START

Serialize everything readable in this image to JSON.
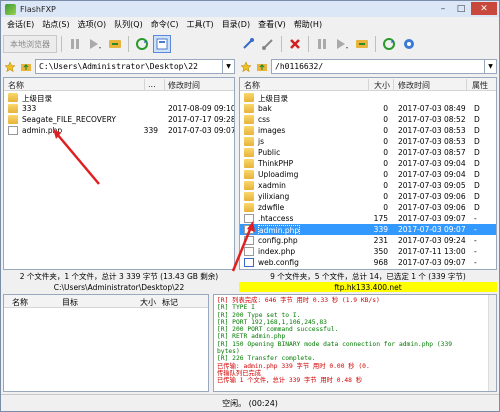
{
  "app": {
    "title": "FlashFXP",
    "accent": "#3399ff"
  },
  "menu": [
    "会话(E)",
    "站点(S)",
    "选项(O)",
    "队列(Q)",
    "命令(C)",
    "工具(T)",
    "目录(D)",
    "查看(V)",
    "帮助(H)"
  ],
  "toolbar_left": {
    "local_browser_label": "本地浏览器"
  },
  "local": {
    "path": "C:\\Users\\Administrator\\Desktop\\22",
    "headers": {
      "name": "名称",
      "dots": "...",
      "date": "修改时间"
    },
    "rows": [
      {
        "name": "上级目录",
        "size": "",
        "date": "",
        "icon": "upfolder"
      },
      {
        "name": "333",
        "size": "",
        "date": "2017-08-09 09:10",
        "icon": "folder"
      },
      {
        "name": "Seagate_FILE_RECOVERY",
        "size": "",
        "date": "2017-07-17 09:28",
        "icon": "folder"
      },
      {
        "name": "admin.php",
        "size": "339",
        "date": "2017-07-03 09:07",
        "icon": "file"
      }
    ],
    "status1": "2 个文件夹，1 个文件，总计 3 339 字节 (13.43 GB 剩余)",
    "status2": "C:\\Users\\Administrator\\Desktop\\22"
  },
  "remote": {
    "path": "/h0116632/",
    "headers": {
      "name": "名称",
      "size": "大小",
      "date": "修改时间",
      "attr": "属性"
    },
    "rows": [
      {
        "name": "上级目录",
        "size": "",
        "date": "",
        "attr": "",
        "icon": "upfolder"
      },
      {
        "name": "bak",
        "size": "0",
        "date": "2017-07-03 08:49",
        "attr": "D",
        "icon": "folder"
      },
      {
        "name": "css",
        "size": "0",
        "date": "2017-07-03 08:52",
        "attr": "D",
        "icon": "folder"
      },
      {
        "name": "images",
        "size": "0",
        "date": "2017-07-03 08:53",
        "attr": "D",
        "icon": "folder"
      },
      {
        "name": "js",
        "size": "0",
        "date": "2017-07-03 08:53",
        "attr": "D",
        "icon": "folder"
      },
      {
        "name": "Public",
        "size": "0",
        "date": "2017-07-03 08:57",
        "attr": "D",
        "icon": "folder"
      },
      {
        "name": "ThinkPHP",
        "size": "0",
        "date": "2017-07-03 09:04",
        "attr": "D",
        "icon": "folder"
      },
      {
        "name": "Uploadimg",
        "size": "0",
        "date": "2017-07-03 09:04",
        "attr": "D",
        "icon": "folder"
      },
      {
        "name": "xadmin",
        "size": "0",
        "date": "2017-07-03 09:05",
        "attr": "D",
        "icon": "folder"
      },
      {
        "name": "yilixiang",
        "size": "0",
        "date": "2017-07-03 09:06",
        "attr": "D",
        "icon": "folder"
      },
      {
        "name": "zdwfile",
        "size": "0",
        "date": "2017-07-03 09:06",
        "attr": "D",
        "icon": "folder"
      },
      {
        "name": ".htaccess",
        "size": "175",
        "date": "2017-07-03 09:07",
        "attr": "-",
        "icon": "file"
      },
      {
        "name": "admin.php",
        "size": "339",
        "date": "2017-07-03 09:07",
        "attr": "-",
        "icon": "file",
        "selected": true
      },
      {
        "name": "config.php",
        "size": "231",
        "date": "2017-07-03 09:24",
        "attr": "-",
        "icon": "file"
      },
      {
        "name": "index.php",
        "size": "350",
        "date": "2017-07-11 13:00",
        "attr": "-",
        "icon": "file"
      },
      {
        "name": "web.config",
        "size": "968",
        "date": "2017-07-03 09:07",
        "attr": "-",
        "icon": "fileblue"
      }
    ],
    "status1": "9 个文件夹，5 个文件，总计 14，已选定 1 个 (339 字节)",
    "status2": "ftp.hk133.400.net"
  },
  "queue": {
    "headers": {
      "name": "名称",
      "target": "目标",
      "size": "大小",
      "mark": "标记"
    }
  },
  "log": [
    {
      "text": "[R] 列表完成: 646 字节 用时 0.33 秒 (1.9 KB/s)",
      "color": "red"
    },
    {
      "text": "[R] TYPE I",
      "color": "green"
    },
    {
      "text": "[R] 200 Type set to I.",
      "color": "green"
    },
    {
      "text": "[R] PORT 192,168,1,106,245,83",
      "color": "green"
    },
    {
      "text": "[R] 200 PORT command successful.",
      "color": "green"
    },
    {
      "text": "[R] RETR admin.php",
      "color": "green"
    },
    {
      "text": "[R] 150 Opening BINARY mode data connection for admin.php (339",
      "color": "green"
    },
    {
      "text": "bytes)",
      "color": "green"
    },
    {
      "text": "[R] 226 Transfer complete.",
      "color": "green"
    },
    {
      "text": "已传输: admin.php 339 字节 用时 0.00 秒 (0.",
      "color": "red"
    },
    {
      "text": "传输队列已完成",
      "color": "red"
    },
    {
      "text": "已传输 1 个文件，总计 339 字节 用时 0.48 秒",
      "color": "red"
    }
  ],
  "bottom": {
    "status": "空闲。 (00:24)"
  }
}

END

**Task directions**
Every line should be retyped exactly, with the pictures omitted.

**In response**
Serialize everything readable in this image to JSON.
{
  "app": {
    "title": "FlashFXP",
    "accent": "#3399ff"
  },
  "menu": [
    "会话(E)",
    "站点(S)",
    "选项(O)",
    "队列(Q)",
    "命令(C)",
    "工具(T)",
    "目录(D)",
    "查看(V)",
    "帮助(H)"
  ],
  "toolbar_left": {
    "local_browser_label": "本地浏览器"
  },
  "local": {
    "path": "C:\\Users\\Administrator\\Desktop\\22",
    "headers": {
      "name": "名称",
      "dots": "...",
      "date": "修改时间"
    },
    "rows": [
      {
        "name": "上级目录",
        "size": "",
        "date": "",
        "icon": "upfolder"
      },
      {
        "name": "333",
        "size": "",
        "date": "2017-08-09 09:10",
        "icon": "folder"
      },
      {
        "name": "Seagate_FILE_RECOVERY",
        "size": "",
        "date": "2017-07-17 09:28",
        "icon": "folder"
      },
      {
        "name": "admin.php",
        "size": "339",
        "date": "2017-07-03 09:07",
        "icon": "file"
      }
    ],
    "status1": "2 个文件夹，1 个文件，总计 3 339 字节 (13.43 GB 剩余)",
    "status2": "C:\\Users\\Administrator\\Desktop\\22"
  },
  "remote": {
    "path": "/h0116632/",
    "headers": {
      "name": "名称",
      "size": "大小",
      "date": "修改时间",
      "attr": "属性"
    },
    "rows": [
      {
        "name": "上级目录",
        "size": "",
        "date": "",
        "attr": "",
        "icon": "upfolder"
      },
      {
        "name": "bak",
        "size": "0",
        "date": "2017-07-03 08:49",
        "attr": "D",
        "icon": "folder"
      },
      {
        "name": "css",
        "size": "0",
        "date": "2017-07-03 08:52",
        "attr": "D",
        "icon": "folder"
      },
      {
        "name": "images",
        "size": "0",
        "date": "2017-07-03 08:53",
        "attr": "D",
        "icon": "folder"
      },
      {
        "name": "js",
        "size": "0",
        "date": "2017-07-03 08:53",
        "attr": "D",
        "icon": "folder"
      },
      {
        "name": "Public",
        "size": "0",
        "date": "2017-07-03 08:57",
        "attr": "D",
        "icon": "folder"
      },
      {
        "name": "ThinkPHP",
        "size": "0",
        "date": "2017-07-03 09:04",
        "attr": "D",
        "icon": "folder"
      },
      {
        "name": "Uploadimg",
        "size": "0",
        "date": "2017-07-03 09:04",
        "attr": "D",
        "icon": "folder"
      },
      {
        "name": "xadmin",
        "size": "0",
        "date": "2017-07-03 09:05",
        "attr": "D",
        "icon": "folder"
      },
      {
        "name": "yilixiang",
        "size": "0",
        "date": "2017-07-03 09:06",
        "attr": "D",
        "icon": "folder"
      },
      {
        "name": "zdwfile",
        "size": "0",
        "date": "2017-07-03 09:06",
        "attr": "D",
        "icon": "folder"
      },
      {
        "name": ".htaccess",
        "size": "175",
        "date": "2017-07-03 09:07",
        "attr": "-",
        "icon": "file"
      },
      {
        "name": "admin.php",
        "size": "339",
        "date": "2017-07-03 09:07",
        "attr": "-",
        "icon": "file",
        "selected": true
      },
      {
        "name": "config.php",
        "size": "231",
        "date": "2017-07-03 09:24",
        "attr": "-",
        "icon": "file"
      },
      {
        "name": "index.php",
        "size": "350",
        "date": "2017-07-11 13:00",
        "attr": "-",
        "icon": "file"
      },
      {
        "name": "web.config",
        "size": "968",
        "date": "2017-07-03 09:07",
        "attr": "-",
        "icon": "fileblue"
      }
    ],
    "status1": "9 个文件夹，5 个文件，总计 14，已选定 1 个 (339 字节)",
    "status2": "ftp.hk133.400.net"
  },
  "queue": {
    "headers": {
      "name": "名称",
      "target": "目标",
      "size": "大小",
      "mark": "标记"
    }
  },
  "log": [
    {
      "text": "[R] 列表完成: 646 字节 用时 0.33 秒 (1.9 KB/s)",
      "color": "red"
    },
    {
      "text": "[R] TYPE I",
      "color": "green"
    },
    {
      "text": "[R] 200 Type set to I.",
      "color": "green"
    },
    {
      "text": "[R] PORT 192,168,1,106,245,83",
      "color": "green"
    },
    {
      "text": "[R] 200 PORT command successful.",
      "color": "green"
    },
    {
      "text": "[R] RETR admin.php",
      "color": "green"
    },
    {
      "text": "[R] 150 Opening BINARY mode data connection for admin.php (339",
      "color": "green"
    },
    {
      "text": "bytes)",
      "color": "green"
    },
    {
      "text": "[R] 226 Transfer complete.",
      "color": "green"
    },
    {
      "text": "已传输: admin.php 339 字节 用时 0.00 秒 (0.",
      "color": "red"
    },
    {
      "text": "传输队列已完成",
      "color": "red"
    },
    {
      "text": "已传输 1 个文件，总计 339 字节 用时 0.48 秒",
      "color": "red"
    }
  ],
  "bottom": {
    "status": "空闲。 (00:24)"
  }
}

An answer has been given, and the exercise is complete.